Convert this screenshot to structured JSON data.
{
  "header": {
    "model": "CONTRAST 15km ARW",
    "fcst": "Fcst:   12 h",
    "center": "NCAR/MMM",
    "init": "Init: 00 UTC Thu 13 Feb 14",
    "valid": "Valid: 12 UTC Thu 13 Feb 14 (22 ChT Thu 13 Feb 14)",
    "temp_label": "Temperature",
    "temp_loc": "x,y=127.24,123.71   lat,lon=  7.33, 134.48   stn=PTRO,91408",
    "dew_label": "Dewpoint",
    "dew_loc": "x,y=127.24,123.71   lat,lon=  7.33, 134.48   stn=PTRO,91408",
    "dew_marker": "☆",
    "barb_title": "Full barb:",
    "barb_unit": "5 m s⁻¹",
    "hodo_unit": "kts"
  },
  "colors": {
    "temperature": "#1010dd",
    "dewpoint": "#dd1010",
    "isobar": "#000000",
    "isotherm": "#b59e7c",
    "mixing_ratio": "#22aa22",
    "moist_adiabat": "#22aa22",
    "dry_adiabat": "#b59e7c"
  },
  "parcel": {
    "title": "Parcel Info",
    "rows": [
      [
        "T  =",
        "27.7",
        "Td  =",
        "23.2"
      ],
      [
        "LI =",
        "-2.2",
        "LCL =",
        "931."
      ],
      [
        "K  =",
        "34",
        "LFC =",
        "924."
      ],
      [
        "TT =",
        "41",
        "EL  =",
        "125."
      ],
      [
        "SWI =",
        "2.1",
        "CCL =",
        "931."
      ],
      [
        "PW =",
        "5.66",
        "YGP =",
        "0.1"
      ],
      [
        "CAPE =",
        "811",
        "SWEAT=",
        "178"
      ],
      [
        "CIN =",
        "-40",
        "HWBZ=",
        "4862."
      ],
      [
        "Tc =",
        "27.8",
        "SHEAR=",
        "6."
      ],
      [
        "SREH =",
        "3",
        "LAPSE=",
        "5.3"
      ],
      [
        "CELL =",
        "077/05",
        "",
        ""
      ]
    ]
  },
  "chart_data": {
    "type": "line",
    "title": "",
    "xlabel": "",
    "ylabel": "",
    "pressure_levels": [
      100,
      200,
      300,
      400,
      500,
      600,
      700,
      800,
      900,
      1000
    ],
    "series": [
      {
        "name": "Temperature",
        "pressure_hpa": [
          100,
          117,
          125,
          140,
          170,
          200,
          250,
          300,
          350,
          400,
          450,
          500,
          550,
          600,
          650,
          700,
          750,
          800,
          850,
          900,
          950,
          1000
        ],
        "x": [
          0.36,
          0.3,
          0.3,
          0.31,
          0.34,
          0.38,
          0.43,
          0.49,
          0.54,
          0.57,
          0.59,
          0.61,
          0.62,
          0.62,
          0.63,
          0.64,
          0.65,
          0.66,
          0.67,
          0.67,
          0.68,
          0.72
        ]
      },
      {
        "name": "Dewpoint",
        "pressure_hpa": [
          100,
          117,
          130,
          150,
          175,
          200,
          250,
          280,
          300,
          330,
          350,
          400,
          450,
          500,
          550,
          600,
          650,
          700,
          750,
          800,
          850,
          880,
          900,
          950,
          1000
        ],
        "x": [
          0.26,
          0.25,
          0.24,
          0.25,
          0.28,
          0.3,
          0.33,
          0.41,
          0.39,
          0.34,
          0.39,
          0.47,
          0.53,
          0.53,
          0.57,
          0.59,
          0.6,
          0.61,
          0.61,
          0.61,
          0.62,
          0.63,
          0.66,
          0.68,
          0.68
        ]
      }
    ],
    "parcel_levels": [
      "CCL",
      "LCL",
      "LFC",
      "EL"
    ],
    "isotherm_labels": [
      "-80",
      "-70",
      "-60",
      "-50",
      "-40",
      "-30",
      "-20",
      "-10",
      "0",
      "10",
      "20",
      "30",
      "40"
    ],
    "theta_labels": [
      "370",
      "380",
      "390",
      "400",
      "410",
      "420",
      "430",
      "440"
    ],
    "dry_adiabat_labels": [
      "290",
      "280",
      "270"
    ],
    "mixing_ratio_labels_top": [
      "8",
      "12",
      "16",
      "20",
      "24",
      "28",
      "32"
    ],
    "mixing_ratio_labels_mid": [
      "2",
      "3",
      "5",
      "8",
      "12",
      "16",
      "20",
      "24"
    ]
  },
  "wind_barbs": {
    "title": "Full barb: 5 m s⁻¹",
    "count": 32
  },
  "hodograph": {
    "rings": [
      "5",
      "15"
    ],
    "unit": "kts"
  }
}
====
**Instruction**
Copy out each line exactly.

**Worked answer**
Convert this screenshot to structured JSON data.
{
  "header": {
    "model": "CONTRAST 15km ARW",
    "fcst": "Fcst:   12 h",
    "center": "NCAR/MMM",
    "init": "Init: 00 UTC Thu 13 Feb 14",
    "valid": "Valid: 12 UTC Thu 13 Feb 14 (22 ChT Thu 13 Feb 14)",
    "temp_label": "Temperature",
    "temp_loc": "x,y=127.24,123.71   lat,lon=  7.33, 134.48   stn=PTRO,91408",
    "dew_label": "Dewpoint",
    "dew_loc": "x,y=127.24,123.71   lat,lon=  7.33, 134.48   stn=PTRO,91408",
    "dew_marker": "☆",
    "barb_title": "Full barb:",
    "barb_unit": "5 m s⁻¹",
    "hodo_unit": "kts"
  },
  "colors": {
    "temperature": "#1010dd",
    "dewpoint": "#dd1010",
    "isobar": "#000000",
    "isotherm": "#b59e7c",
    "mixing_ratio": "#22aa22",
    "moist_adiabat": "#22aa22",
    "dry_adiabat": "#b59e7c"
  },
  "parcel": {
    "title": "Parcel Info",
    "rows": [
      [
        "T  =",
        "27.7",
        "Td  =",
        "23.2"
      ],
      [
        "LI =",
        "-2.2",
        "LCL =",
        "931."
      ],
      [
        "K  =",
        "34",
        "LFC =",
        "924."
      ],
      [
        "TT =",
        "41",
        "EL  =",
        "125."
      ],
      [
        "SWI =",
        "2.1",
        "CCL =",
        "931."
      ],
      [
        "PW =",
        "5.66",
        "YGP =",
        "0.1"
      ],
      [
        "CAPE =",
        "811",
        "SWEAT=",
        "178"
      ],
      [
        "CIN =",
        "-40",
        "HWBZ=",
        "4862."
      ],
      [
        "Tc =",
        "27.8",
        "SHEAR=",
        "6."
      ],
      [
        "SREH =",
        "3",
        "LAPSE=",
        "5.3"
      ],
      [
        "CELL =",
        "077/05",
        "",
        ""
      ]
    ]
  },
  "chart_data": {
    "type": "line",
    "title": "",
    "xlabel": "",
    "ylabel": "",
    "pressure_levels": [
      100,
      200,
      300,
      400,
      500,
      600,
      700,
      800,
      900,
      1000
    ],
    "series": [
      {
        "name": "Temperature",
        "pressure_hpa": [
          100,
          117,
          125,
          140,
          170,
          200,
          250,
          300,
          350,
          400,
          450,
          500,
          550,
          600,
          650,
          700,
          750,
          800,
          850,
          900,
          950,
          1000
        ],
        "x": [
          0.36,
          0.3,
          0.3,
          0.31,
          0.34,
          0.38,
          0.43,
          0.49,
          0.54,
          0.57,
          0.59,
          0.61,
          0.62,
          0.62,
          0.63,
          0.64,
          0.65,
          0.66,
          0.67,
          0.67,
          0.68,
          0.72
        ]
      },
      {
        "name": "Dewpoint",
        "pressure_hpa": [
          100,
          117,
          130,
          150,
          175,
          200,
          250,
          280,
          300,
          330,
          350,
          400,
          450,
          500,
          550,
          600,
          650,
          700,
          750,
          800,
          850,
          880,
          900,
          950,
          1000
        ],
        "x": [
          0.26,
          0.25,
          0.24,
          0.25,
          0.28,
          0.3,
          0.33,
          0.41,
          0.39,
          0.34,
          0.39,
          0.47,
          0.53,
          0.53,
          0.57,
          0.59,
          0.6,
          0.61,
          0.61,
          0.61,
          0.62,
          0.63,
          0.66,
          0.68,
          0.68
        ]
      }
    ],
    "parcel_levels": [
      "CCL",
      "LCL",
      "LFC",
      "EL"
    ],
    "isotherm_labels": [
      "-80",
      "-70",
      "-60",
      "-50",
      "-40",
      "-30",
      "-20",
      "-10",
      "0",
      "10",
      "20",
      "30",
      "40"
    ],
    "theta_labels": [
      "370",
      "380",
      "390",
      "400",
      "410",
      "420",
      "430",
      "440"
    ],
    "dry_adiabat_labels": [
      "290",
      "280",
      "270"
    ],
    "mixing_ratio_labels_top": [
      "8",
      "12",
      "16",
      "20",
      "24",
      "28",
      "32"
    ],
    "mixing_ratio_labels_mid": [
      "2",
      "3",
      "5",
      "8",
      "12",
      "16",
      "20",
      "24"
    ]
  },
  "wind_barbs": {
    "title": "Full barb: 5 m s⁻¹",
    "count": 32
  },
  "hodograph": {
    "rings": [
      "5",
      "15"
    ],
    "unit": "kts"
  }
}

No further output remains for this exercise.